§ Aim:
Wherever the string "this" appears in a line, extract that line.

***

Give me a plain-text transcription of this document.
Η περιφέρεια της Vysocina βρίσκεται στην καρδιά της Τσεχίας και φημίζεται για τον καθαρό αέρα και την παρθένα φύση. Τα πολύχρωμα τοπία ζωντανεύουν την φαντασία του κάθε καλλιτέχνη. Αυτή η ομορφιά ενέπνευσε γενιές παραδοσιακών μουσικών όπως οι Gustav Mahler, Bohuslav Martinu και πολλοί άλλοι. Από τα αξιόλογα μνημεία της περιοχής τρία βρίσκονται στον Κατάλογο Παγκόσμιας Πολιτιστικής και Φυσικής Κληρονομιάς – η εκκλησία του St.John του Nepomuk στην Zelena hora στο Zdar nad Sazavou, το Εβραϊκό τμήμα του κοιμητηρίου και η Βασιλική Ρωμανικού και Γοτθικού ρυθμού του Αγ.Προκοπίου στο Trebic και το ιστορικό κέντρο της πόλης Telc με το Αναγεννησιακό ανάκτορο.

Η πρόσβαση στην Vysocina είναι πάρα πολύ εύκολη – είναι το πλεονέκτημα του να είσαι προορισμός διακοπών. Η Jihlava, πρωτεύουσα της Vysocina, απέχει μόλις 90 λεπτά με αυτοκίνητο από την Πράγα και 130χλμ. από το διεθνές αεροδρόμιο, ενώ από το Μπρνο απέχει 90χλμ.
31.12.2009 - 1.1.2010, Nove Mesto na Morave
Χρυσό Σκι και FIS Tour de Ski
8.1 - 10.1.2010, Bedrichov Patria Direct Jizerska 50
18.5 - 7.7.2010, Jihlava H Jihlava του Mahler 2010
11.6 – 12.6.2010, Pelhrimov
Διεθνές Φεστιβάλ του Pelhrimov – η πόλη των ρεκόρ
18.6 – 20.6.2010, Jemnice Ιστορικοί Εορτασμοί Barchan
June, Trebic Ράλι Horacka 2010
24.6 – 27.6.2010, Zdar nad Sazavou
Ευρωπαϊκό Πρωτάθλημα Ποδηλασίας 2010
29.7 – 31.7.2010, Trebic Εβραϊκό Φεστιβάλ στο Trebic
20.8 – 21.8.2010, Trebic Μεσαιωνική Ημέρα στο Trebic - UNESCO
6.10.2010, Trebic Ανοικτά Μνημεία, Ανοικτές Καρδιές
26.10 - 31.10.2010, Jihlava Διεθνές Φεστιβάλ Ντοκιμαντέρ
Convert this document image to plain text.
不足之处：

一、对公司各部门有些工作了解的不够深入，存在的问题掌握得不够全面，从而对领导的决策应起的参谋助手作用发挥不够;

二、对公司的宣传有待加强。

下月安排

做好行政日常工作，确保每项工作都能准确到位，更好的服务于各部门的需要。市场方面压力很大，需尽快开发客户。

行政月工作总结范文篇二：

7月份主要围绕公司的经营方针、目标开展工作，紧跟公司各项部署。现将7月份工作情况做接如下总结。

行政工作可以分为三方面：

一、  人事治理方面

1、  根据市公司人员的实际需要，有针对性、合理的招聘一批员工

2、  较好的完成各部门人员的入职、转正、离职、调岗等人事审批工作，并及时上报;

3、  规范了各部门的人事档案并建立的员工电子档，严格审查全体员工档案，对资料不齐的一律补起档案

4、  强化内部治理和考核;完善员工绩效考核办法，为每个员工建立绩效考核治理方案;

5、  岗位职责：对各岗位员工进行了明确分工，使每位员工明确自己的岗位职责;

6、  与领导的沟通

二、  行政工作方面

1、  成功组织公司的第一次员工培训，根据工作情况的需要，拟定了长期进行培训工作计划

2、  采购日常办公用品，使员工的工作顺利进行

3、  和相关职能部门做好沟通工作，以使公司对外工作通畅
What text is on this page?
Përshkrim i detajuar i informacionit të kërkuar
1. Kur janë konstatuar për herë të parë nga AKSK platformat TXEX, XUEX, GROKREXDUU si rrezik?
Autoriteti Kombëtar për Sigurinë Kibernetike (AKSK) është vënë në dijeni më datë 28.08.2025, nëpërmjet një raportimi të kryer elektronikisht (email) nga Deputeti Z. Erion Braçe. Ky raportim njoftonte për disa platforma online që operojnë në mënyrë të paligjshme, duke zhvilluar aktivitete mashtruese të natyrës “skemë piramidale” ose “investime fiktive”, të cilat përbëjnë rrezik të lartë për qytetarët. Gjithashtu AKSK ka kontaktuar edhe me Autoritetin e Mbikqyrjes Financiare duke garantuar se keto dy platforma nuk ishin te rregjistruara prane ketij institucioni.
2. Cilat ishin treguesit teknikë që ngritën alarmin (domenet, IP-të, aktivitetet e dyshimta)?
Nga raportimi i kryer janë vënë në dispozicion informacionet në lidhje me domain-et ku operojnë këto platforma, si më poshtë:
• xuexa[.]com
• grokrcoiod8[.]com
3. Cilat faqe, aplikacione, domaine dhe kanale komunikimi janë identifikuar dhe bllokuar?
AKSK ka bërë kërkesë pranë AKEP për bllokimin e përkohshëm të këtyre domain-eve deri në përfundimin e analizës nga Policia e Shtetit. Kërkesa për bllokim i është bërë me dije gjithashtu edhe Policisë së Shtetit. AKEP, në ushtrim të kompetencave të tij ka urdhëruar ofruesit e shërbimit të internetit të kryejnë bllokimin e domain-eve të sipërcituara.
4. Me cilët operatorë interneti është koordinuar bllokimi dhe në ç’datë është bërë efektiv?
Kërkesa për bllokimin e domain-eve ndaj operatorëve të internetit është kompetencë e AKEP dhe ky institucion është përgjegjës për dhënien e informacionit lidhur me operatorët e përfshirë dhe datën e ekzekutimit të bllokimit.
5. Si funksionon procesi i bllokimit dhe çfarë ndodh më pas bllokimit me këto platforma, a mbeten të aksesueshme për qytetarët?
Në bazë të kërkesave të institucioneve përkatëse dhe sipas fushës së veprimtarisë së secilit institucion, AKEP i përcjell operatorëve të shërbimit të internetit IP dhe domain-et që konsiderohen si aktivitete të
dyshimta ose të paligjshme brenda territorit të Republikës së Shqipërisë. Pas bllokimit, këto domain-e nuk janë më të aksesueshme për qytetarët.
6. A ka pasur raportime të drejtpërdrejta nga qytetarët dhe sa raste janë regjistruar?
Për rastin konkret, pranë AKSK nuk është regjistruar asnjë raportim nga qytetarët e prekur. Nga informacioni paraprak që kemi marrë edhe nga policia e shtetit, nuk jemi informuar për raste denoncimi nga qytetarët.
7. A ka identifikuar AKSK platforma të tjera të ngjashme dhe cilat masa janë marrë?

***

§ Response to the task:
Give me a plain-text transcription of this document.
Convert this document image to plain text.
What text is on this page?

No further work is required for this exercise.